-- begin --

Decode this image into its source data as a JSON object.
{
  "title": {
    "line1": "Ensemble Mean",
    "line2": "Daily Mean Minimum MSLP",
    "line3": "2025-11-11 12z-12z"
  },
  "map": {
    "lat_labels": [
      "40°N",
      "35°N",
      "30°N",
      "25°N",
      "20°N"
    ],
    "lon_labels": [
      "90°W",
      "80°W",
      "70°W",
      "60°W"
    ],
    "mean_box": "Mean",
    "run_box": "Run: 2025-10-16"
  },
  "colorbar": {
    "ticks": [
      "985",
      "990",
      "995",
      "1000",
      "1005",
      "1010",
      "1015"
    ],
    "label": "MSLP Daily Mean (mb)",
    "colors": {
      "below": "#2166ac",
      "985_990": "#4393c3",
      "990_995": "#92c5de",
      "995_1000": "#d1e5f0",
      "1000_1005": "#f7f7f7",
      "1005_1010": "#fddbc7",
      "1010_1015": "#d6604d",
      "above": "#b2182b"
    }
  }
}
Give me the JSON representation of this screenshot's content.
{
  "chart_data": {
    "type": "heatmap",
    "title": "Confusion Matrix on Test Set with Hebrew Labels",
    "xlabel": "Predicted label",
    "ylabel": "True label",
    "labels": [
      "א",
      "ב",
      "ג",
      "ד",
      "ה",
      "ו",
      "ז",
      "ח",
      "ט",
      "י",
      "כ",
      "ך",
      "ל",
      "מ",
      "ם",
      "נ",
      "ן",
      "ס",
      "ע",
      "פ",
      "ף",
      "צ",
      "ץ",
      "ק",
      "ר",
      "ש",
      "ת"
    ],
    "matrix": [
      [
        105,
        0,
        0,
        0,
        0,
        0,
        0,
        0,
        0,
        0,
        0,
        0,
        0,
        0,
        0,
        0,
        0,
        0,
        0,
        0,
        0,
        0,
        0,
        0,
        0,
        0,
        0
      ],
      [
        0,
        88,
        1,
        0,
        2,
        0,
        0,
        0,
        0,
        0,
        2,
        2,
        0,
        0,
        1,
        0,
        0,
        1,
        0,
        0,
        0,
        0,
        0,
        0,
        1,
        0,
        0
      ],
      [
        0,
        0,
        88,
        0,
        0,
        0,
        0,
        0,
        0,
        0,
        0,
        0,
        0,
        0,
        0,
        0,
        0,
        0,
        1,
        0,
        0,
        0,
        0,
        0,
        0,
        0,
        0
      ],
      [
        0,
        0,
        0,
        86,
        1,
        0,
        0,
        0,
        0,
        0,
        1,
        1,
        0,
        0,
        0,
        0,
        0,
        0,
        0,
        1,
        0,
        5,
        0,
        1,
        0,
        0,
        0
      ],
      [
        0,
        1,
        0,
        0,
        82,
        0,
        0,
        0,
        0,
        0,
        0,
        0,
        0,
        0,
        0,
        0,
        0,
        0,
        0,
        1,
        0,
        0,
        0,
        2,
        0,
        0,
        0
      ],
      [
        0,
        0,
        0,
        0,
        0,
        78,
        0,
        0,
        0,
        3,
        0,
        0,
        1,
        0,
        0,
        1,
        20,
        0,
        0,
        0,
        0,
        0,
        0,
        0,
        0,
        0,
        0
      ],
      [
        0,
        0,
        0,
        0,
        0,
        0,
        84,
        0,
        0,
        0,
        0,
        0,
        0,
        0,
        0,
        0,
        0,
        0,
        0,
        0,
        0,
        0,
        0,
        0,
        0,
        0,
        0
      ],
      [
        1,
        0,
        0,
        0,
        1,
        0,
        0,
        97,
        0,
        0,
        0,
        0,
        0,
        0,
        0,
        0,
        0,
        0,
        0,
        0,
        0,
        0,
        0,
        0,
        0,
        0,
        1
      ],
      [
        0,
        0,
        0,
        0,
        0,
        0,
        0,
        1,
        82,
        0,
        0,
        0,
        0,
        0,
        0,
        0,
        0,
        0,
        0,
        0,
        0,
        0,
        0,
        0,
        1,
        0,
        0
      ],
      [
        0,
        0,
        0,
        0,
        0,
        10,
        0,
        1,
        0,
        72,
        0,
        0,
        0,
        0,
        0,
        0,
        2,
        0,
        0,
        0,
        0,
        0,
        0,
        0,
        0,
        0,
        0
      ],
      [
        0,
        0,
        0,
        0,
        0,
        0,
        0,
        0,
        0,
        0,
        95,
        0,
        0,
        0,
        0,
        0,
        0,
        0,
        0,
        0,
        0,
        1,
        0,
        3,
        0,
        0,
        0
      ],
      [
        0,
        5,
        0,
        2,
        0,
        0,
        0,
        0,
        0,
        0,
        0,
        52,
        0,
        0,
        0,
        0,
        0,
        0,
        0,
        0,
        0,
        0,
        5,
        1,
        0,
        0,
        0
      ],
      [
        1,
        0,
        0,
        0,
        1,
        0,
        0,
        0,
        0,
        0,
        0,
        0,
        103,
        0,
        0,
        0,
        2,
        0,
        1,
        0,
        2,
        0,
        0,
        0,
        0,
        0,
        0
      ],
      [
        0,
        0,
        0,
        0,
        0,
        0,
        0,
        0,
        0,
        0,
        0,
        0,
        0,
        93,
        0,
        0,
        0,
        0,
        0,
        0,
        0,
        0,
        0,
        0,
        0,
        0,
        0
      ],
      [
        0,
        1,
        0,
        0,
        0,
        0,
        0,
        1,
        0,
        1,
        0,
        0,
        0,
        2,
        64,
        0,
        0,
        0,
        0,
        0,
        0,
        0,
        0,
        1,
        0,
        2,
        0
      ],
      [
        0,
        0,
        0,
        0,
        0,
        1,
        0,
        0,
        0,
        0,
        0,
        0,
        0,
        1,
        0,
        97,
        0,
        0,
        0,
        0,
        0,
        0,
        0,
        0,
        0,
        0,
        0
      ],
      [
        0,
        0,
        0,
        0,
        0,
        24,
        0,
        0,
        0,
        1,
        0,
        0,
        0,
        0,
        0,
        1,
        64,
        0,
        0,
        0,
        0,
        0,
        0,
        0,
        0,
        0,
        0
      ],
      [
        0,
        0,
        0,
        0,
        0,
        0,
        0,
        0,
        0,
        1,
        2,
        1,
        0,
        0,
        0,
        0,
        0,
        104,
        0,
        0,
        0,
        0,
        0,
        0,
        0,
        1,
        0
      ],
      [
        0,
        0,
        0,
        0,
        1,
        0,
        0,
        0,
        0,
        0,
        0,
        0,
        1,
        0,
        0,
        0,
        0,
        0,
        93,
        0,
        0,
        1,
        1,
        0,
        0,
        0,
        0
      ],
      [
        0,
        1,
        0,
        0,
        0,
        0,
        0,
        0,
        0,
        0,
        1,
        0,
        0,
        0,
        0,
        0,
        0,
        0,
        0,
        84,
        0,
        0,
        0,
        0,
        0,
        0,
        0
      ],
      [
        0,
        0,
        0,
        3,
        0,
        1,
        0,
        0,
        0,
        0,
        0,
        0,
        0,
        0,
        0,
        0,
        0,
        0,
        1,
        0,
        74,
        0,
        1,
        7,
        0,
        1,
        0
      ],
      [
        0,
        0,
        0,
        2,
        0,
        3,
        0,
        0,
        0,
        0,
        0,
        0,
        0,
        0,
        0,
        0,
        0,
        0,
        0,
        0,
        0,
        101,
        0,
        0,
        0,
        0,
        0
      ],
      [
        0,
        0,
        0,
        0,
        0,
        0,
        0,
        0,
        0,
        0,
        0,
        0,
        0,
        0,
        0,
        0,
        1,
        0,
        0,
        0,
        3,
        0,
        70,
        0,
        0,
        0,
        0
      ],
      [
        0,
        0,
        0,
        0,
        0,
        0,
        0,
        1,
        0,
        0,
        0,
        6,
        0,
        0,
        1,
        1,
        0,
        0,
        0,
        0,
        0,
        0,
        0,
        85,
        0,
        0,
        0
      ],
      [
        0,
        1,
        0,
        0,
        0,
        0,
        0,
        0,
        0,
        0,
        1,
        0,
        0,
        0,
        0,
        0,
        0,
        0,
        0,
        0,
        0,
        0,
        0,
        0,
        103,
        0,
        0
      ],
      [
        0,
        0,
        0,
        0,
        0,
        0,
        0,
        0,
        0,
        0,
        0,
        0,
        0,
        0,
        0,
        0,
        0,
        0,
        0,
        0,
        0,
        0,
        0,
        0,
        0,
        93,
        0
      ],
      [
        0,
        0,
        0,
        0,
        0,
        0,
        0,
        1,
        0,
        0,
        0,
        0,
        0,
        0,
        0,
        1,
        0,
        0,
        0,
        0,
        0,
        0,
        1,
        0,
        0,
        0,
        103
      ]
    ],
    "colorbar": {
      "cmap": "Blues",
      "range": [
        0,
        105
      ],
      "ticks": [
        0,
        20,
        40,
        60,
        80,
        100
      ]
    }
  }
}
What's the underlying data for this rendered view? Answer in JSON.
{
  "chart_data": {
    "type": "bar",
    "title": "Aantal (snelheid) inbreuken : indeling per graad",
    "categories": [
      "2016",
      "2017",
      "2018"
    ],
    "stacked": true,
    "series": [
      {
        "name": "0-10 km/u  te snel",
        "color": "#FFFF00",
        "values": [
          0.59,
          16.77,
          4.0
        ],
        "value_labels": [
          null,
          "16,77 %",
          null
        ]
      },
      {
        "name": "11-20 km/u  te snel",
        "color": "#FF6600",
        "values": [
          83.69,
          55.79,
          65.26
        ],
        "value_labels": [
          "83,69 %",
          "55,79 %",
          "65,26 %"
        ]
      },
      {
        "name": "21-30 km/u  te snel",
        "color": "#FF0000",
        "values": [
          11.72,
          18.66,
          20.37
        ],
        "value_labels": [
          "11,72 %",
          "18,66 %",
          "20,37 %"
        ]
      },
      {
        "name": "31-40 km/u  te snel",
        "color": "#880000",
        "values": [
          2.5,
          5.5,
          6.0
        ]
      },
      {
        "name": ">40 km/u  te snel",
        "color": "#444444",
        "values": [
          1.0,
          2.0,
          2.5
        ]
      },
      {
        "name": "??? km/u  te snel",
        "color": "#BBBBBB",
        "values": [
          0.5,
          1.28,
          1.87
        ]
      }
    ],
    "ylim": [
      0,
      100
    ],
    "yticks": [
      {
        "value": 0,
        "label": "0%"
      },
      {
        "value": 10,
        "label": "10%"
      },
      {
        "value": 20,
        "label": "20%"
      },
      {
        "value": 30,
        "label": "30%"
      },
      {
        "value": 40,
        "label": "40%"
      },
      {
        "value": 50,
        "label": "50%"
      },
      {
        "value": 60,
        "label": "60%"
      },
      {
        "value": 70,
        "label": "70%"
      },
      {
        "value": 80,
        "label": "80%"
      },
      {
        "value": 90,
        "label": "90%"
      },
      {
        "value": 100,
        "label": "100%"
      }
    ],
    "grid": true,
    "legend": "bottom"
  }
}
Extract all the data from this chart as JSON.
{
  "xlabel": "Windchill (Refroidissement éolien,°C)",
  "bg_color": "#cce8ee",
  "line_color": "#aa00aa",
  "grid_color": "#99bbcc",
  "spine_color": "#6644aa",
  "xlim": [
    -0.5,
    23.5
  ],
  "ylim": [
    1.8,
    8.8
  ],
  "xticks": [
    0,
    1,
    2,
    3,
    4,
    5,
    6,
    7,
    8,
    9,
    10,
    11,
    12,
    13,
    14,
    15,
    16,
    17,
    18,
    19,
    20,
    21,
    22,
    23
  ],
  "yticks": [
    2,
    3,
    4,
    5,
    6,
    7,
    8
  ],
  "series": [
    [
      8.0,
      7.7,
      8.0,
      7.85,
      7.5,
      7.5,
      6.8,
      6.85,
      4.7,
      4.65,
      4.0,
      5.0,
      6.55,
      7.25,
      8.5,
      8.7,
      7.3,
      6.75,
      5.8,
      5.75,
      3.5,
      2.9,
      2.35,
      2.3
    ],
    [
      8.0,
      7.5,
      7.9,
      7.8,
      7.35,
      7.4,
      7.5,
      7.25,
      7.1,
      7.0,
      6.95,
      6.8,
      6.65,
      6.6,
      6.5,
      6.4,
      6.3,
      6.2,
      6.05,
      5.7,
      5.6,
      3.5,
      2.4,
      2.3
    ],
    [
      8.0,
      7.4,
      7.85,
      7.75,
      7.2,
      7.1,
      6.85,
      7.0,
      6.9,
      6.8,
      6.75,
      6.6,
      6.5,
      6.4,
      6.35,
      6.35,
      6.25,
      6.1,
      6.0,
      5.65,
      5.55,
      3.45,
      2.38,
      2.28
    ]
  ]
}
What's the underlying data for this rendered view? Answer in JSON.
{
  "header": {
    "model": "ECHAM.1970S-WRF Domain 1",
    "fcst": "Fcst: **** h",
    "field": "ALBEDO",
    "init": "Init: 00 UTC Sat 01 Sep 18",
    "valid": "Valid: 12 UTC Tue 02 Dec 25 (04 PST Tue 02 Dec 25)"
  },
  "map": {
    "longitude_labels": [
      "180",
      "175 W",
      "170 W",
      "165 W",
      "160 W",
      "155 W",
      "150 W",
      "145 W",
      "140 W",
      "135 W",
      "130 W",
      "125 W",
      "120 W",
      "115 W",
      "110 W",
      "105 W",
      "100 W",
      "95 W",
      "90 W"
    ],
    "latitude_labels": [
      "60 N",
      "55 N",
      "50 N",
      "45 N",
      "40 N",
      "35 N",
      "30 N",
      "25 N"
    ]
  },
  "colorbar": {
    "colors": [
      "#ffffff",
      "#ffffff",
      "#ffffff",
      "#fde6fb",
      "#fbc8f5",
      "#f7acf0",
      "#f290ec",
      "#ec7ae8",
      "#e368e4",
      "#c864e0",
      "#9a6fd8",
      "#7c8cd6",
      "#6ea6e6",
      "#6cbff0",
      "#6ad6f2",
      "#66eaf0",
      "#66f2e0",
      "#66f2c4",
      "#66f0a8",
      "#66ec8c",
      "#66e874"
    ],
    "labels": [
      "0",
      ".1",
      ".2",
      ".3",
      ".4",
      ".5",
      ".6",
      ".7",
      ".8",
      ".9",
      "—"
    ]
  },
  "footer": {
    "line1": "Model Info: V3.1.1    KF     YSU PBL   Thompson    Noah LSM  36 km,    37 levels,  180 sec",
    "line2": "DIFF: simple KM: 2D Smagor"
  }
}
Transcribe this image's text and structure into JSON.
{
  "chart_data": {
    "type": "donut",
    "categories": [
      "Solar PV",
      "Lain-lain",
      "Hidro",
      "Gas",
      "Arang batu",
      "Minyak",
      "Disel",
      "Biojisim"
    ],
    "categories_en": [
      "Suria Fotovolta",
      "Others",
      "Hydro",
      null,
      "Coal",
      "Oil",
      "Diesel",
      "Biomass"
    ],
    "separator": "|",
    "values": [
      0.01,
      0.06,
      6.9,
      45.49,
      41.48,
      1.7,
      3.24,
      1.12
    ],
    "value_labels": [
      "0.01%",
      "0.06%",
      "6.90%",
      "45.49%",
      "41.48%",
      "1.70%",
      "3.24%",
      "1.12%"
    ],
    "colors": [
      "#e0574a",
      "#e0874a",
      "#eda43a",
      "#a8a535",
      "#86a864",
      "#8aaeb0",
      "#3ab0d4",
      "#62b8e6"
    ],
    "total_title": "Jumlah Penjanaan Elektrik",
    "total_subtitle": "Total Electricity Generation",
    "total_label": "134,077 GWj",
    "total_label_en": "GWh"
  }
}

-- end --

[INSTRUCTIONS FOR THE TASK]: Show the lines of the records that contain the word "into".

[EXERCISE ANSWER]:
Decode this image into its source data as a JSON object.
Transcribe this image's text and structure into JSON.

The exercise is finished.